## Exercise goal
In the article about Lilian Leonard's Australia Day honour, which award did she receive in 1993?

## Text provided
**********

Lilian gets the royal honour

Inspiring former nurse Lilian Leonard has been recognised with an Australia Day award. 203659_02. Picture: BRENDAN REES

By Brendan Rees

A dedication to helping others in need has earned well-respected former nurse Lilian Leonard an Australia Day honour.

The Pearcedale resident was awarded the Medal (OAM) of the Order of Australia for service to community health.

The former registered division one nurse said the award came as a “surprise”.

“It came as an email and I was going to get rid of it as junk,” she laughed, “and then I saw the insignia on top.”

“Very humbling because I’m just an ordinary person,” the great-grandmother said.

It’s not the first time Lilian has been recognised for her work either. In 1993, she was the recipient of an Advance Australia Foundation Award.

Born in Kolkata, India, Lilian’s family came to Australia in 1951 when she was aged 13. The family lived in Oakleigh and Lilian graduated from the Melbourne School of Nursing in 1959.

Following marriage and a family of four children, Lilian started a nursing at Cabrini Hospital. It was here that she met surgeon Sir Edward Hughes who sponsored her training in stomal therapy at the Mayfield Centre in 1979.

Lilian said stomal therapy – a surgical procedure which results in a section of the bowel being brought to the surface of the abdominal wall – is “something not really talked about and yet in Australia we have 44,000 people that wear a bag.”

“I worked at Cabrini for 15 years but I thought I had been in the private sector too long so I moved to PANCH, a large public hospital in Preston.

“PANCH was a wonderful experience because there was a big ethnic community. A lot of people couldn’t speak English and they were very isolated,” she said.

During this time Lilian attended several overseas conferences on stoma care and worked in hospitals both in Oslo, Norway and in London.

**********

## Entries provided
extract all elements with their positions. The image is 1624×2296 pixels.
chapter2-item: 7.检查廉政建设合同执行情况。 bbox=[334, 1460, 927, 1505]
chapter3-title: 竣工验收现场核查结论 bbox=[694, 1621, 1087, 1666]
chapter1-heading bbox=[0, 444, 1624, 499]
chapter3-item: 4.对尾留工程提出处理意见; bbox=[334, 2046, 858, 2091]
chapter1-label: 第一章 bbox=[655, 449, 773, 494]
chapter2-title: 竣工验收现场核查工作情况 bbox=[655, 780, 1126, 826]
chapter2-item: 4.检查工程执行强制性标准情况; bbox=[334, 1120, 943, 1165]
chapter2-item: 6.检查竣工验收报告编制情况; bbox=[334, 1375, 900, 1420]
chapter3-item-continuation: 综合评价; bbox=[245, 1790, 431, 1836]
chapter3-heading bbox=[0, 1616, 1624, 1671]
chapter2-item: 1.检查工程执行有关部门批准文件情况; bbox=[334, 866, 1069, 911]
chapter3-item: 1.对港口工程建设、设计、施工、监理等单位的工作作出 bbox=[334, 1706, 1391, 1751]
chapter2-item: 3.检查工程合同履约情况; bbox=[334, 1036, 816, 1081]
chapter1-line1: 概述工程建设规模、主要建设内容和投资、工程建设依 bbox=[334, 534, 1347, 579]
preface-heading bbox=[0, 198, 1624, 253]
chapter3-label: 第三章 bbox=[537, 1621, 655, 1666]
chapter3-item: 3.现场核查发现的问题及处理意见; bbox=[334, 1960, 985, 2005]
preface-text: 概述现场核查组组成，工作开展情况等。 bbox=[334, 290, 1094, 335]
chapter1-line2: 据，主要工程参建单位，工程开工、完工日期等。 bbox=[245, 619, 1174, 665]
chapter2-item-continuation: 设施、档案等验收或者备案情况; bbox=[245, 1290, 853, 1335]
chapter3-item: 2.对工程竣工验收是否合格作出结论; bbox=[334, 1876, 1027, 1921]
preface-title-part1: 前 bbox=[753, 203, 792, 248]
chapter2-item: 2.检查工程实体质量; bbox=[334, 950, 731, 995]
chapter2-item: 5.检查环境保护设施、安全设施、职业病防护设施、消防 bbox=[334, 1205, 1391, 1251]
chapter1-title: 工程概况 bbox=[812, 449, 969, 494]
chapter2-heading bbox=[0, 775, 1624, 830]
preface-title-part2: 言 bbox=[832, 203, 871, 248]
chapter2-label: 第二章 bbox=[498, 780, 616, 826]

**********

## Answer area
An Advance Australia Foundation Award.